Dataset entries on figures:
____

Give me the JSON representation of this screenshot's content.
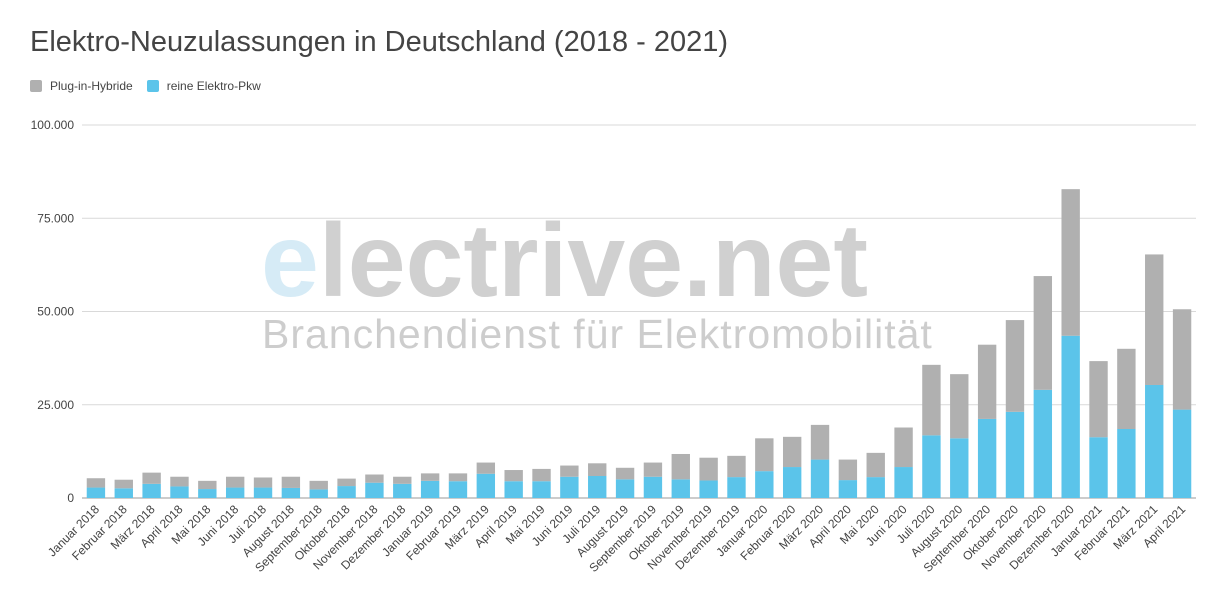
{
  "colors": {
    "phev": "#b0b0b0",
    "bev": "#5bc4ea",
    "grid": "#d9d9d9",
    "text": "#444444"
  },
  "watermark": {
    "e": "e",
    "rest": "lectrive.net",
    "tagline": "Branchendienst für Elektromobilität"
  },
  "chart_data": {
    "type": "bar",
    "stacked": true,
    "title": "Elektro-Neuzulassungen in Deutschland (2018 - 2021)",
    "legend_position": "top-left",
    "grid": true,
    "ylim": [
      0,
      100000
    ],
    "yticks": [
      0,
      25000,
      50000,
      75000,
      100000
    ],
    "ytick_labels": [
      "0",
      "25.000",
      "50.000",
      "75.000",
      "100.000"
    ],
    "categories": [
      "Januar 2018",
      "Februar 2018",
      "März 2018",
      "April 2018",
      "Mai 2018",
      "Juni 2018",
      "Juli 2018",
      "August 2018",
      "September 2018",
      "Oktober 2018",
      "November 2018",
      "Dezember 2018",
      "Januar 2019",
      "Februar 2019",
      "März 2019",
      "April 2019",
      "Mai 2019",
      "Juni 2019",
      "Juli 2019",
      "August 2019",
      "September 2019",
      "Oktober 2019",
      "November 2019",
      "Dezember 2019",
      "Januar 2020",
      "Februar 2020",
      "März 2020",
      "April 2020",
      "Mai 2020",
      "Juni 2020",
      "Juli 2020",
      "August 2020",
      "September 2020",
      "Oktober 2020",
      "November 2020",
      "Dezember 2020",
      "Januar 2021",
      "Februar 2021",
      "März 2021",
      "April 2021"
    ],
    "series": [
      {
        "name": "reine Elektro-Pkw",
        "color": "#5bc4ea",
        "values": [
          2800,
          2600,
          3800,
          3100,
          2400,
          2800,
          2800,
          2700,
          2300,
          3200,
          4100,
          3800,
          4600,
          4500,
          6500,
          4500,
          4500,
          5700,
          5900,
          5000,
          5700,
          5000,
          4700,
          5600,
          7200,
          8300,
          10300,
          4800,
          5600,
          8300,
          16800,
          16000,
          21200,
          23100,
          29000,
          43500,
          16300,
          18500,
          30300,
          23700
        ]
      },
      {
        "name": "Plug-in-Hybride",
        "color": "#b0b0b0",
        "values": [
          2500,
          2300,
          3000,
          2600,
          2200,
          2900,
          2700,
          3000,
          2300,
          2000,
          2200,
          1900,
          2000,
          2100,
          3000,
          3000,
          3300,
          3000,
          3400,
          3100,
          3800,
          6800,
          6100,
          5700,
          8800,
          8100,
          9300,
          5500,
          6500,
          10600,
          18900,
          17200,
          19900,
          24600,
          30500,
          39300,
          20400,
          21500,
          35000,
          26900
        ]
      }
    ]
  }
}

____

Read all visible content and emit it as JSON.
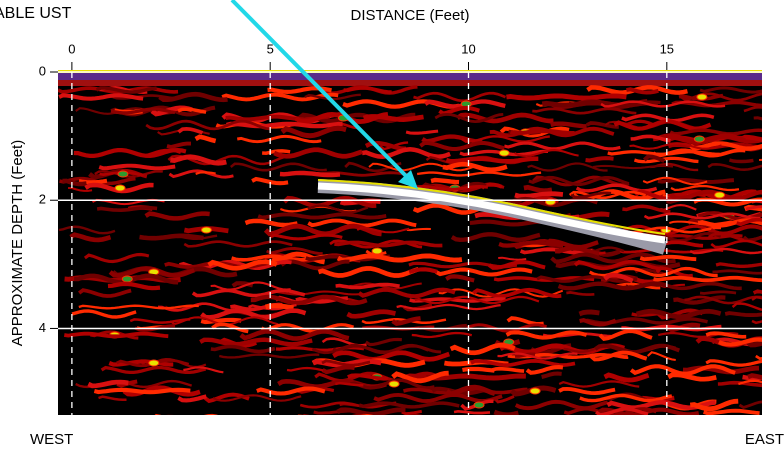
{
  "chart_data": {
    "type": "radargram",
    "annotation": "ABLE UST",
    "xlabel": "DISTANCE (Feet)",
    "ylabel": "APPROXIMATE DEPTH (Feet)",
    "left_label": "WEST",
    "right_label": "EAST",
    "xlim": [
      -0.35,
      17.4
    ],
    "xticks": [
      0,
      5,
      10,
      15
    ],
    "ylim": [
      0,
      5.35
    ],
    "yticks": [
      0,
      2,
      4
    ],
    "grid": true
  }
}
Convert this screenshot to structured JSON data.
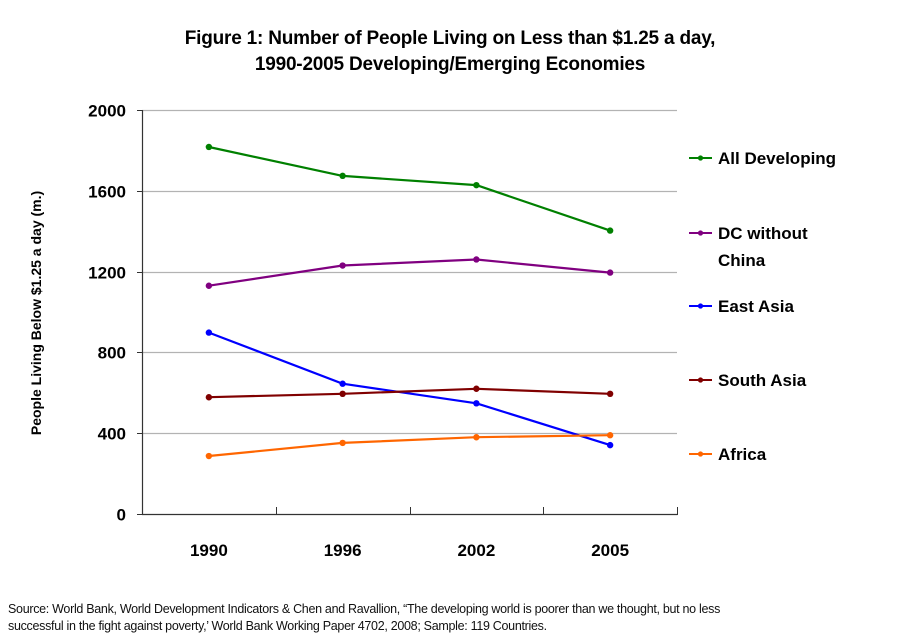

____

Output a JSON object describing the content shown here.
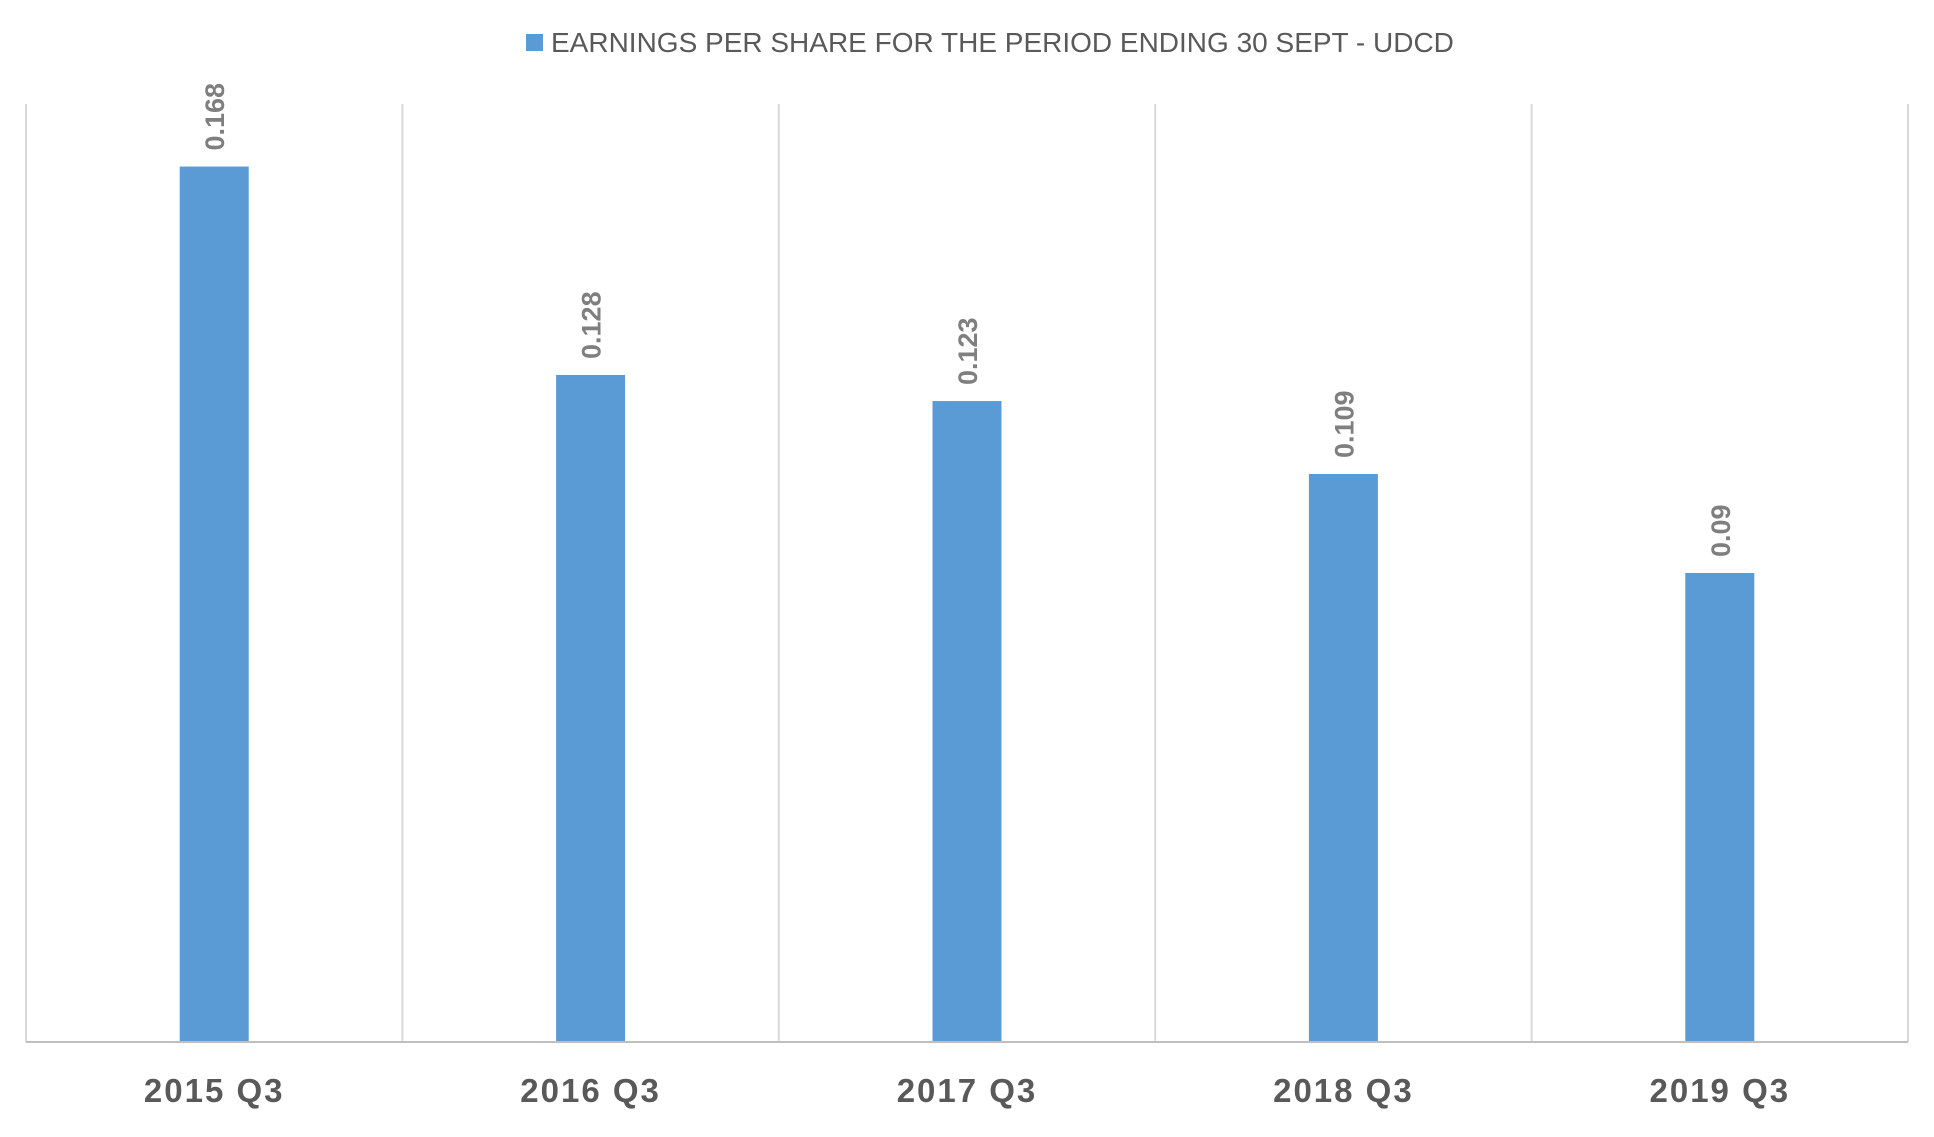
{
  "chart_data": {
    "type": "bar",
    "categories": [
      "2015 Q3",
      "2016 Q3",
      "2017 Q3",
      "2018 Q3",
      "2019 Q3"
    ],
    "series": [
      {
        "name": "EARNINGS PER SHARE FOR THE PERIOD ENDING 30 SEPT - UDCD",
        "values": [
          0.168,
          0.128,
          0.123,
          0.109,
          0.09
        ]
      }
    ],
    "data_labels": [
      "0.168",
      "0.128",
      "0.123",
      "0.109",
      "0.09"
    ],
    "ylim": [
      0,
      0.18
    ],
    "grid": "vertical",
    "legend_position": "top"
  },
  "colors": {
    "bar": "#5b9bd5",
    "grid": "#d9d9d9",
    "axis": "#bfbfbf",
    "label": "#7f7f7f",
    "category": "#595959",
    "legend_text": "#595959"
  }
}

____

WHAT TO DO: Please quote only the span of lines whose first line contains "Read all visible content and emit it as JSON." and whose last line contains "Convert this screenshot", leaving every picture out.

OUTPUT BELOW:
Read all visible content and emit it as JSON.
{
  "chart_data": {
    "type": "radargram",
    "annotation": "ABLE UST",
    "xlabel": "DISTANCE (Feet)",
    "ylabel": "APPROXIMATE DEPTH (Feet)",
    "left_label": "WEST",
    "right_label": "EAST",
    "xlim": [
      -0.35,
      17.4
    ],
    "xticks": [
      0,
      5,
      10,
      15
    ],
    "ylim": [
      0,
      5.35
    ],
    "yticks": [
      0,
      2,
      4
    ],
    "grid": true
  }
}
Convert this screenshot to structured JSON data.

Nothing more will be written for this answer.